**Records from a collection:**
-=-=-

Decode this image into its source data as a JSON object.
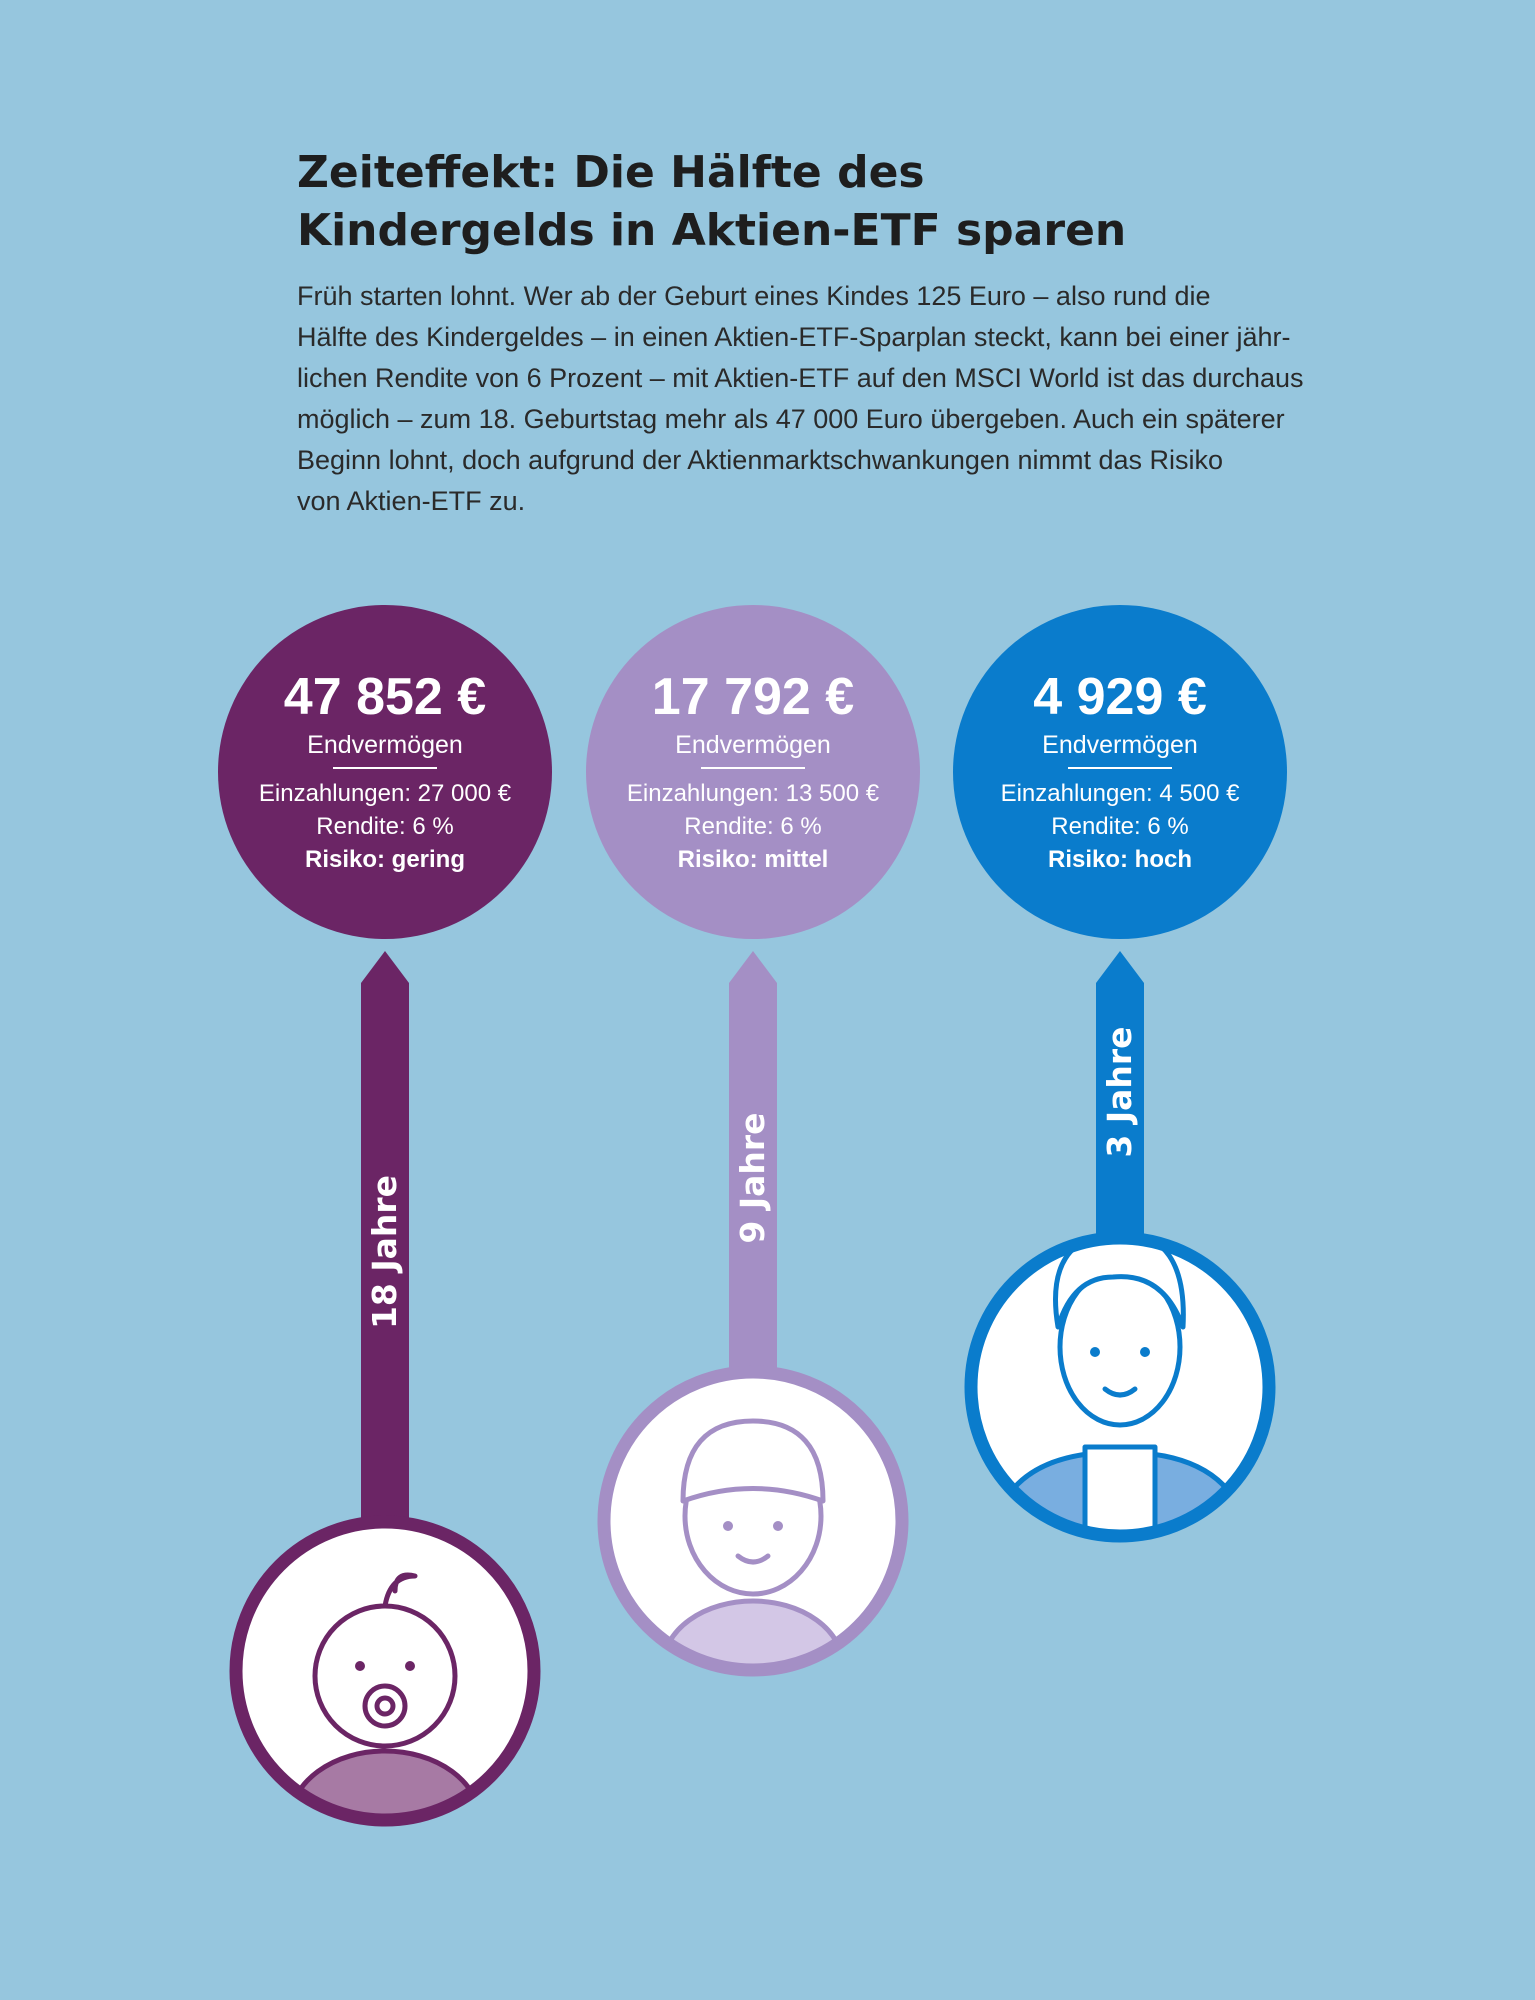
{
  "header": {
    "title_lines": [
      "Zeiteffekt: Die Hälfte des",
      "Kindergelds in Aktien-ETF sparen"
    ],
    "intro_lines": [
      "Früh starten lohnt. Wer ab der Geburt eines Kindes 125 Euro – also rund die",
      "Hälfte des Kindergeldes – in einen Aktien-ETF-Sparplan steckt, kann bei einer jähr-",
      "lichen Rendite von 6 Prozent – mit Aktien-ETF auf den MSCI World ist das durchaus",
      "möglich – zum 18. Geburtstag mehr als 47 000 Euro übergeben. Auch ein späterer",
      "Beginn lohnt, doch aufgrund der Aktienmarktschwankungen nimmt das Risiko",
      "von Aktien-ETF zu."
    ]
  },
  "cards": [
    {
      "amount": "47 852 €",
      "label": "Endvermögen",
      "deposits": "Einzahlungen: 27 000 €",
      "return": "Rendite: 6 %",
      "risk": "Risiko: gering",
      "duration": "18 Jahre",
      "color": "#6b2565",
      "light": "#a77aa4"
    },
    {
      "amount": "17 792 €",
      "label": "Endvermögen",
      "deposits": "Einzahlungen: 13 500 €",
      "return": "Rendite: 6 %",
      "risk": "Risiko: mittel",
      "duration": "9 Jahre",
      "color": "#a48fc5",
      "light": "#d3c7e6"
    },
    {
      "amount": "4 929 €",
      "label": "Endvermögen",
      "deposits": "Einzahlungen: 4 500 €",
      "return": "Rendite: 6 %",
      "risk": "Risiko: hoch",
      "duration": "3 Jahre",
      "color": "#0a7ccc",
      "light": "#79aee0"
    }
  ]
}
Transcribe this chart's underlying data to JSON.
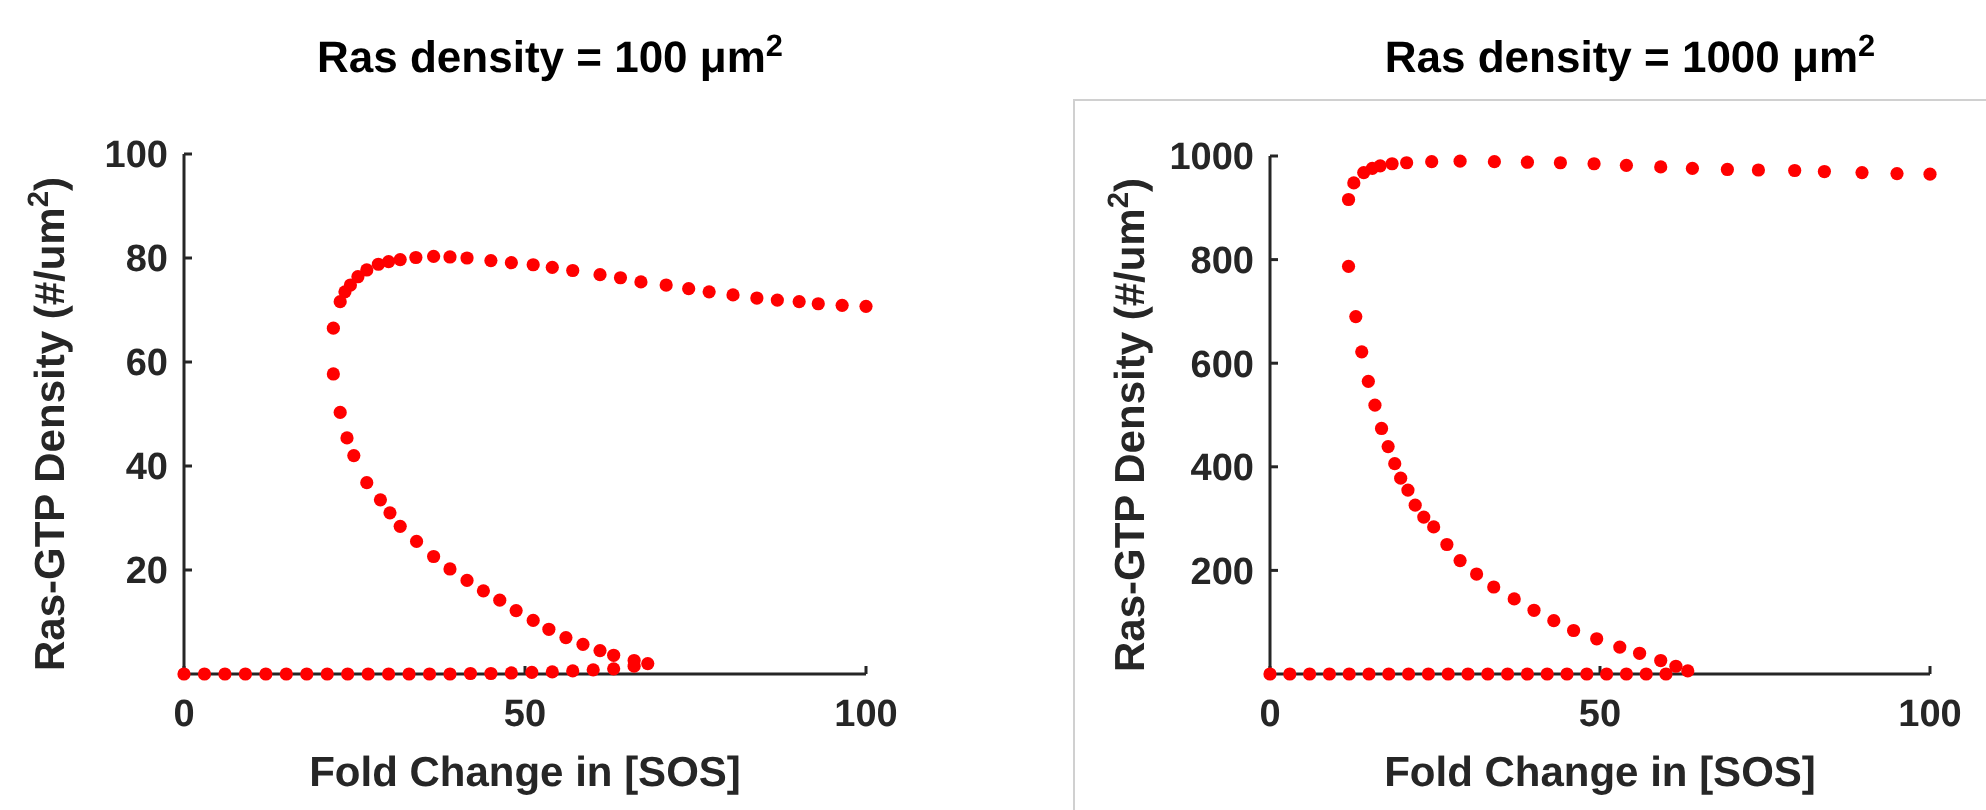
{
  "chart_data": [
    {
      "type": "scatter",
      "title": "Ras density = 100 μm$^{2}$",
      "xlabel": "Fold Change in [SOS]",
      "ylabel": "Ras-GTP Density (#/um$^{2}$)",
      "xlim": [
        0,
        100
      ],
      "xticks": [
        0,
        50,
        100
      ],
      "ylim": [
        0,
        100
      ],
      "yticks": [
        20,
        40,
        60,
        80,
        100
      ],
      "grid": false,
      "marker": "circle",
      "series": [
        {
          "color": "#ff0000",
          "x": [
            0,
            3,
            6,
            9,
            12,
            15,
            18,
            21,
            24,
            27,
            30,
            33,
            36,
            39,
            42,
            45,
            48,
            51,
            54,
            57,
            60,
            63,
            66,
            68,
            66,
            63,
            61,
            58.5,
            56,
            53.5,
            51.2,
            48.7,
            46.3,
            43.9,
            41.5,
            39,
            36.6,
            34.1,
            31.7,
            30.2,
            28.8,
            26.8,
            24.9,
            23.9,
            22.9,
            21.9,
            21.9,
            22.9,
            23.6,
            24.4,
            25.5,
            26.8,
            28.5,
            30,
            31.7,
            34,
            36.6,
            39,
            41.5,
            45,
            48,
            51.2,
            54,
            57,
            61,
            64,
            67,
            70.7,
            74,
            77,
            80.5,
            84,
            87,
            90.2,
            93,
            96.5,
            100
          ],
          "values": [
            0,
            0,
            0,
            0,
            0,
            0,
            0,
            0,
            0,
            0,
            0,
            0,
            0,
            0,
            0.1,
            0.1,
            0.2,
            0.3,
            0.4,
            0.6,
            0.8,
            1,
            1.5,
            2,
            2.6,
            3.6,
            4.5,
            5.7,
            7,
            8.6,
            10.3,
            12.2,
            14.2,
            16,
            18,
            20.2,
            22.6,
            25.5,
            28.4,
            31,
            33.5,
            36.8,
            42,
            45.4,
            50.3,
            57.7,
            66.5,
            71.6,
            73.5,
            74.8,
            76.4,
            77.7,
            78.8,
            79.3,
            79.7,
            80.1,
            80.3,
            80.2,
            80,
            79.5,
            79.1,
            78.7,
            78.2,
            77.6,
            76.8,
            76.2,
            75.4,
            74.8,
            74.1,
            73.5,
            72.9,
            72.3,
            71.9,
            71.6,
            71.2,
            70.9,
            70.7
          ]
        }
      ]
    },
    {
      "type": "scatter",
      "title": "Ras density = 1000 μm$^{2}$",
      "xlabel": "Fold Change in [SOS]",
      "ylabel": "Ras-GTP Density (#/um$^{2}$)",
      "xlim": [
        0,
        100
      ],
      "xticks": [
        0,
        50,
        100
      ],
      "ylim": [
        0,
        1000
      ],
      "yticks": [
        200,
        400,
        600,
        800,
        1000
      ],
      "grid": false,
      "marker": "circle",
      "series": [
        {
          "color": "#ff0000",
          "x": [
            0,
            3,
            6,
            9,
            12,
            15,
            18,
            21,
            24,
            27,
            30,
            33,
            36,
            39,
            42,
            45,
            48,
            51,
            54,
            57,
            60,
            63.3,
            61.5,
            59.2,
            56,
            53,
            49.5,
            46,
            43,
            40,
            37,
            33.9,
            31.3,
            28.8,
            26.8,
            24.8,
            23.3,
            22,
            20.9,
            19.8,
            18.9,
            17.9,
            16.9,
            15.9,
            14.9,
            13.9,
            13,
            11.9,
            11.9,
            12.7,
            14.2,
            15.5,
            16.7,
            18.5,
            20.7,
            24.5,
            28.8,
            34,
            39,
            44,
            49.1,
            54,
            59.2,
            64,
            69.3,
            74,
            79.5,
            84,
            89.7,
            95,
            100
          ],
          "values": [
            0,
            0,
            0,
            0,
            0,
            0,
            0,
            0,
            0,
            0,
            0,
            0,
            0,
            0,
            0,
            0,
            0,
            0,
            0,
            0,
            0,
            6,
            15,
            26,
            40,
            52,
            68,
            84,
            103,
            123,
            145,
            168,
            193,
            219,
            250,
            284,
            303,
            326,
            355,
            378,
            406,
            439,
            474,
            519,
            565,
            622,
            690,
            787,
            916,
            948,
            968,
            976,
            981,
            985,
            987,
            989,
            990,
            989,
            988,
            987,
            985,
            982,
            979,
            976,
            974,
            973,
            972,
            970,
            968,
            966,
            965
          ]
        }
      ]
    }
  ]
}
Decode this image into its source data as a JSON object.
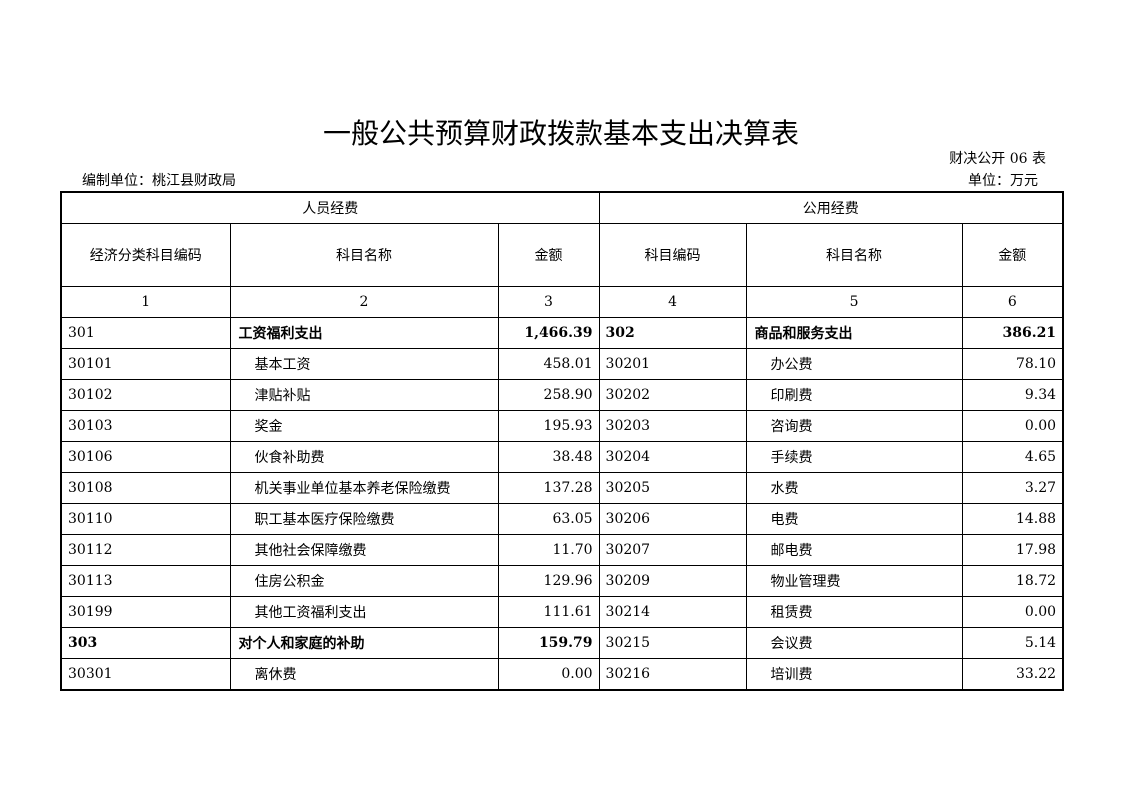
{
  "title": "一般公共预算财政拨款基本支出决算表",
  "form_no": "财决公开 06 表",
  "org": "编制单位：桃江县财政局",
  "unit": "单位：万元",
  "groups": [
    "人员经费",
    "公用经费"
  ],
  "headers": [
    "经济分类科目编码",
    "科目名称",
    "金额",
    "科目编码",
    "科目名称",
    "金额"
  ],
  "col_numbers": [
    "1",
    "2",
    "3",
    "4",
    "5",
    "6"
  ],
  "rows": [
    {
      "lc": "301",
      "ln": "工资福利支出",
      "la": "1,466.39",
      "lb": true,
      "lcb": false,
      "rc": "302",
      "rn": "商品和服务支出",
      "ra": "386.21",
      "rb": true
    },
    {
      "lc": "30101",
      "ln": "基本工资",
      "la": "458.01",
      "rc": "30201",
      "rn": "办公费",
      "ra": "78.10"
    },
    {
      "lc": "30102",
      "ln": "津贴补贴",
      "la": "258.90",
      "rc": "30202",
      "rn": "印刷费",
      "ra": "9.34"
    },
    {
      "lc": "30103",
      "ln": "奖金",
      "la": "195.93",
      "rc": "30203",
      "rn": "咨询费",
      "ra": "0.00"
    },
    {
      "lc": "30106",
      "ln": "伙食补助费",
      "la": "38.48",
      "rc": "30204",
      "rn": "手续费",
      "ra": "4.65"
    },
    {
      "lc": "30108",
      "ln": "机关事业单位基本养老保险缴费",
      "la": "137.28",
      "rc": "30205",
      "rn": "水费",
      "ra": "3.27"
    },
    {
      "lc": "30110",
      "ln": "职工基本医疗保险缴费",
      "la": "63.05",
      "rc": "30206",
      "rn": "电费",
      "ra": "14.88"
    },
    {
      "lc": "30112",
      "ln": "其他社会保障缴费",
      "la": "11.70",
      "rc": "30207",
      "rn": "邮电费",
      "ra": "17.98"
    },
    {
      "lc": "30113",
      "ln": "住房公积金",
      "la": "129.96",
      "rc": "30209",
      "rn": "物业管理费",
      "ra": "18.72"
    },
    {
      "lc": "30199",
      "ln": "其他工资福利支出",
      "la": "111.61",
      "rc": "30214",
      "rn": "租赁费",
      "ra": "0.00"
    },
    {
      "lc": "303",
      "ln": "对个人和家庭的补助",
      "la": "159.79",
      "lb": true,
      "lcb": true,
      "rc": "30215",
      "rn": "会议费",
      "ra": "5.14"
    },
    {
      "lc": "30301",
      "ln": "离休费",
      "la": "0.00",
      "rc": "30216",
      "rn": "培训费",
      "ra": "33.22"
    }
  ]
}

-=-=-

**Aim:**
Find the lines above that contain the word "amount" and collect them.

**Written reply:**
      "amount": "47 852 €",
      "amount": "17 792 €",
      "amount": "4 929 €",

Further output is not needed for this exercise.